Task details: Pick out all lines in the listing holding the string "صحيح" and copy them.

*** Records shown ***

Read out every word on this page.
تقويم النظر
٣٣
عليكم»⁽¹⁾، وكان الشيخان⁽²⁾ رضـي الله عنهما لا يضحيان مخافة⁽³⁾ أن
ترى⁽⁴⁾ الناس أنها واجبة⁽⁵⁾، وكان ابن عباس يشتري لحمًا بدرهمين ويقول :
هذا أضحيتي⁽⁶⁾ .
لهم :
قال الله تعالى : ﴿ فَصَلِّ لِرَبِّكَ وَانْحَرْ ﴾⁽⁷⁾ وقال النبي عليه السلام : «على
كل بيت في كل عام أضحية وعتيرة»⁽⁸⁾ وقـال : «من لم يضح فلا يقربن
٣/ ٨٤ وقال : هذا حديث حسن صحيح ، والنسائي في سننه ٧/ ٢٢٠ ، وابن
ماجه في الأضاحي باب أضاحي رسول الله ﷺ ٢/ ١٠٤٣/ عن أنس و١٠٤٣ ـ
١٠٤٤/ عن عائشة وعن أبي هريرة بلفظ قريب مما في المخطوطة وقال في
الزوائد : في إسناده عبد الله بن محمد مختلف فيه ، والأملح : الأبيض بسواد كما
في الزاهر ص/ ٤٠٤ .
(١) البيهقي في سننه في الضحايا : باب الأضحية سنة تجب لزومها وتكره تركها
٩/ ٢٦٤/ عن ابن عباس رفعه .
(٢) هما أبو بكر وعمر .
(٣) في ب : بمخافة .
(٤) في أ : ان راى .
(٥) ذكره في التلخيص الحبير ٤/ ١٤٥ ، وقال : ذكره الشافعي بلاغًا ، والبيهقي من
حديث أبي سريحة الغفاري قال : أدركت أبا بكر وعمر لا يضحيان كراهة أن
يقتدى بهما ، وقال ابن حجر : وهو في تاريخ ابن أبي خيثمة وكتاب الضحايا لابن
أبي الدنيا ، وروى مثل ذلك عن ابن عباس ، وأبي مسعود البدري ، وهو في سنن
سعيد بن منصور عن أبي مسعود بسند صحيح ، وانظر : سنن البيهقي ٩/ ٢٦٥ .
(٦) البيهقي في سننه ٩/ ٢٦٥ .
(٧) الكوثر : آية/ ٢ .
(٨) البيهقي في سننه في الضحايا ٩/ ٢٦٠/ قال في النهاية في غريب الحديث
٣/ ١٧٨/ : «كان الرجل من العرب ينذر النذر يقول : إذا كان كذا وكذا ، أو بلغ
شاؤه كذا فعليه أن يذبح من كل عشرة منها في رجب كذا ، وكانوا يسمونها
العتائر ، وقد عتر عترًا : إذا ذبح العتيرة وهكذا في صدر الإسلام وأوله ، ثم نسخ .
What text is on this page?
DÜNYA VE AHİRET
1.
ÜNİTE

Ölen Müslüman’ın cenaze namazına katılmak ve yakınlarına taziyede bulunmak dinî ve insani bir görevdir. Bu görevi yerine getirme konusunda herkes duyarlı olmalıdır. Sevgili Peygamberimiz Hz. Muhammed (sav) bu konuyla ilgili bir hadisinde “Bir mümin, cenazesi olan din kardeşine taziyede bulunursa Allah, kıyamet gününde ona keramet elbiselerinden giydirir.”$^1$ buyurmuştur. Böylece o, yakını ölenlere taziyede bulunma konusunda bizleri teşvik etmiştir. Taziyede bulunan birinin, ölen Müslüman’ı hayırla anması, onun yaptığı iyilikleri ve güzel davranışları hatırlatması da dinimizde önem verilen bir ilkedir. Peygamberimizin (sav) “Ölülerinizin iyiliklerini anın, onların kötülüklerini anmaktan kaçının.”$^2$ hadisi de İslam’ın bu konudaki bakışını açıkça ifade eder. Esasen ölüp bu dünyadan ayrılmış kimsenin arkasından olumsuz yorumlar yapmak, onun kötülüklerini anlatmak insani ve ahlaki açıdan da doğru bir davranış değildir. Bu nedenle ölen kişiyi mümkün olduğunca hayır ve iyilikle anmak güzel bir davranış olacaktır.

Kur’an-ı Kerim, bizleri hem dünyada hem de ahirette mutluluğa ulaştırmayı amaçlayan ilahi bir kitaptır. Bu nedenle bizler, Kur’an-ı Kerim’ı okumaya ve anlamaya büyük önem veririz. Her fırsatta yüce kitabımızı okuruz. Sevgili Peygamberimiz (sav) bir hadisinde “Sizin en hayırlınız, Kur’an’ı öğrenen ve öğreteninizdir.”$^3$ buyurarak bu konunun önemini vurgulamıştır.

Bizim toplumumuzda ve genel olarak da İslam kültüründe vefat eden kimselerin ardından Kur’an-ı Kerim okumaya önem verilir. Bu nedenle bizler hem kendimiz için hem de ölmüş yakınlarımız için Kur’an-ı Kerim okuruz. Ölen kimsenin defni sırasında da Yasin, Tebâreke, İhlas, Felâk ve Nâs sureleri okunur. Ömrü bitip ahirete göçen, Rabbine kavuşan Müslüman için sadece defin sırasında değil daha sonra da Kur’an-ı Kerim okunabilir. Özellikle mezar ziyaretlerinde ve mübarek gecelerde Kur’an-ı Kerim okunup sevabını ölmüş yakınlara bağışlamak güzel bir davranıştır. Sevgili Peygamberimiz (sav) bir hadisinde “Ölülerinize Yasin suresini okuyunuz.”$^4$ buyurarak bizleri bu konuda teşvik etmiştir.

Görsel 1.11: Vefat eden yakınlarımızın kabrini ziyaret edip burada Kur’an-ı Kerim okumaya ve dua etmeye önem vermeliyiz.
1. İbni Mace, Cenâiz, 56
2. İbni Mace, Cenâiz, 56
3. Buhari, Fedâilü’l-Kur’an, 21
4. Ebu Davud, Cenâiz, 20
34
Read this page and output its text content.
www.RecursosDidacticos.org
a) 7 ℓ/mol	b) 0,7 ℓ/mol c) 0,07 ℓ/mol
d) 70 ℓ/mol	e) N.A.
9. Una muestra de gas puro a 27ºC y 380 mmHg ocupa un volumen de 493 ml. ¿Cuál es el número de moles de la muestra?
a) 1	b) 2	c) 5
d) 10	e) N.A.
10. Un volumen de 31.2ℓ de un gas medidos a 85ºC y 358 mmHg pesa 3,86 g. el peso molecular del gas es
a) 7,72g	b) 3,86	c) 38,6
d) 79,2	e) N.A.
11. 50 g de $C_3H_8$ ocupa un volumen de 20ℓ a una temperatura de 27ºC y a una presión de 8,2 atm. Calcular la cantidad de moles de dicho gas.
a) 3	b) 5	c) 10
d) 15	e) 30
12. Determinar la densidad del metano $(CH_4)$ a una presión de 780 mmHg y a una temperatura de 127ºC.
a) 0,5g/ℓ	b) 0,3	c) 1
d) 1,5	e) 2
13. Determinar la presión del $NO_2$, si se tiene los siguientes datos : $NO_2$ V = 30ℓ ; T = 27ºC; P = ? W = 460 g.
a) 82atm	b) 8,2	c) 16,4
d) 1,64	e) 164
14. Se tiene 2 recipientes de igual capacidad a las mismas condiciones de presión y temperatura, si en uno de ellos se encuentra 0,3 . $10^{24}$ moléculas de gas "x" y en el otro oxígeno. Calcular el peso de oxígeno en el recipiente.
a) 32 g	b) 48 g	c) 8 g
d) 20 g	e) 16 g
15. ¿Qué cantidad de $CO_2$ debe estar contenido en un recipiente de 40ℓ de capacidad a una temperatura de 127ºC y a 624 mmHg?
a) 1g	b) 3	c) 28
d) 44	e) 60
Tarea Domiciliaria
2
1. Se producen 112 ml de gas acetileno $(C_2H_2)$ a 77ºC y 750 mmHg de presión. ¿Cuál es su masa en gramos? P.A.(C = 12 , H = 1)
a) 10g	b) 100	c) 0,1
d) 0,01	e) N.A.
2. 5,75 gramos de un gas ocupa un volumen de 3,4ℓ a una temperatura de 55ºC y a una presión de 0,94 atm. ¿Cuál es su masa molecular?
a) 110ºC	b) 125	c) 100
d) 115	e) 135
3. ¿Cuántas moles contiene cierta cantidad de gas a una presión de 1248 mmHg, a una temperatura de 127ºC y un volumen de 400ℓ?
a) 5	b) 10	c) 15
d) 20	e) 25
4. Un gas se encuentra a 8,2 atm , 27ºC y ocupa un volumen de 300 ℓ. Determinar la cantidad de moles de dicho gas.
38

***

Written answer:
٣/ ٨٤ وقال : هذا حديث حسن صحيح ، والنسائي في سننه ٧/ ٢٢٠ ، وابن
سعيد بن منصور عن أبي مسعود بسند صحيح ، وانظر : سنن البيهقي ٩/ ٢٦٥ .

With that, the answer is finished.